(begin)

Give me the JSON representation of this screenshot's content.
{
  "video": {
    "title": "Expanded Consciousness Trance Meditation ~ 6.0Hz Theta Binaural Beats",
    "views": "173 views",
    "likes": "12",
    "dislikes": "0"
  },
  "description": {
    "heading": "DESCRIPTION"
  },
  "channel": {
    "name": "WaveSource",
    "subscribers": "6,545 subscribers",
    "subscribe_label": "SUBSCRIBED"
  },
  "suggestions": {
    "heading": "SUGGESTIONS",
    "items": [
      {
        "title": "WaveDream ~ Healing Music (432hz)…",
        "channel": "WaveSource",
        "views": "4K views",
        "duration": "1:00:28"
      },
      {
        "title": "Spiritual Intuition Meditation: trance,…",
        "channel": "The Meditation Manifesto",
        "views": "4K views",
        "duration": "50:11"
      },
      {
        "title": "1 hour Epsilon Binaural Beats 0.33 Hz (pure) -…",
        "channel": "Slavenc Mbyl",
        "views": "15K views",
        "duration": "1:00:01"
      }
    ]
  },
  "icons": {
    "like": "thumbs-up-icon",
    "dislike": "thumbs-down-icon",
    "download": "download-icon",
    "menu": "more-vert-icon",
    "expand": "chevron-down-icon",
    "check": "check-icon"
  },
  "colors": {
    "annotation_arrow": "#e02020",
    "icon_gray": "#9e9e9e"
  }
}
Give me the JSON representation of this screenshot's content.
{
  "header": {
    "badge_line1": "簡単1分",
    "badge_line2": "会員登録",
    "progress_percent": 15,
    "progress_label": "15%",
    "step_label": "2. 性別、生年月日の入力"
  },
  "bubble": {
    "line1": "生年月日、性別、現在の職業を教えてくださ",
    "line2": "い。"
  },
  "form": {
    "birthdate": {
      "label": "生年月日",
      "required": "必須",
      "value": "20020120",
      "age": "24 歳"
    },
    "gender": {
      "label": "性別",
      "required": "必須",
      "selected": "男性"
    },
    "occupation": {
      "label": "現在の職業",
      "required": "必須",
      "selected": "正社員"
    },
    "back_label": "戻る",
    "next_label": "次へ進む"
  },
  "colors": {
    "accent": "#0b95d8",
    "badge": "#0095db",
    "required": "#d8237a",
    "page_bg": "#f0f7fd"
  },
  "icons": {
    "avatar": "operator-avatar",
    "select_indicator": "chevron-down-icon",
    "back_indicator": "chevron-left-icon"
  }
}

(end)

# Problem requirements
Above are the records; copy all of them exactly.

# Task solution
Give me the JSON representation of this screenshot's content.
{
  "video": {
    "title": "Expanded Consciousness Trance Meditation ~ 6.0Hz Theta Binaural Beats",
    "views": "173 views",
    "likes": "12",
    "dislikes": "0"
  },
  "description": {
    "heading": "DESCRIPTION"
  },
  "channel": {
    "name": "WaveSource",
    "subscribers": "6,545 subscribers",
    "subscribe_label": "SUBSCRIBED"
  },
  "suggestions": {
    "heading": "SUGGESTIONS",
    "items": [
      {
        "title": "WaveDream ~ Healing Music (432hz)…",
        "channel": "WaveSource",
        "views": "4K views",
        "duration": "1:00:28"
      },
      {
        "title": "Spiritual Intuition Meditation: trance,…",
        "channel": "The Meditation Manifesto",
        "views": "4K views",
        "duration": "50:11"
      },
      {
        "title": "1 hour Epsilon Binaural Beats 0.33 Hz (pure) -…",
        "channel": "Slavenc Mbyl",
        "views": "15K views",
        "duration": "1:00:01"
      }
    ]
  },
  "icons": {
    "like": "thumbs-up-icon",
    "dislike": "thumbs-down-icon",
    "download": "download-icon",
    "menu": "more-vert-icon",
    "expand": "chevron-down-icon",
    "check": "check-icon"
  },
  "colors": {
    "annotation_arrow": "#e02020",
    "icon_gray": "#9e9e9e"
  }
}
Give me the JSON representation of this screenshot's content.
{
  "header": {
    "badge_line1": "簡単1分",
    "badge_line2": "会員登録",
    "progress_percent": 15,
    "progress_label": "15%",
    "step_label": "2. 性別、生年月日の入力"
  },
  "bubble": {
    "line1": "生年月日、性別、現在の職業を教えてくださ",
    "line2": "い。"
  },
  "form": {
    "birthdate": {
      "label": "生年月日",
      "required": "必須",
      "value": "20020120",
      "age": "24 歳"
    },
    "gender": {
      "label": "性別",
      "required": "必須",
      "selected": "男性"
    },
    "occupation": {
      "label": "現在の職業",
      "required": "必須",
      "selected": "正社員"
    },
    "back_label": "戻る",
    "next_label": "次へ進む"
  },
  "colors": {
    "accent": "#0b95d8",
    "badge": "#0095db",
    "required": "#d8237a",
    "page_bg": "#f0f7fd"
  },
  "icons": {
    "avatar": "operator-avatar",
    "select_indicator": "chevron-down-icon",
    "back_indicator": "chevron-left-icon"
  }
}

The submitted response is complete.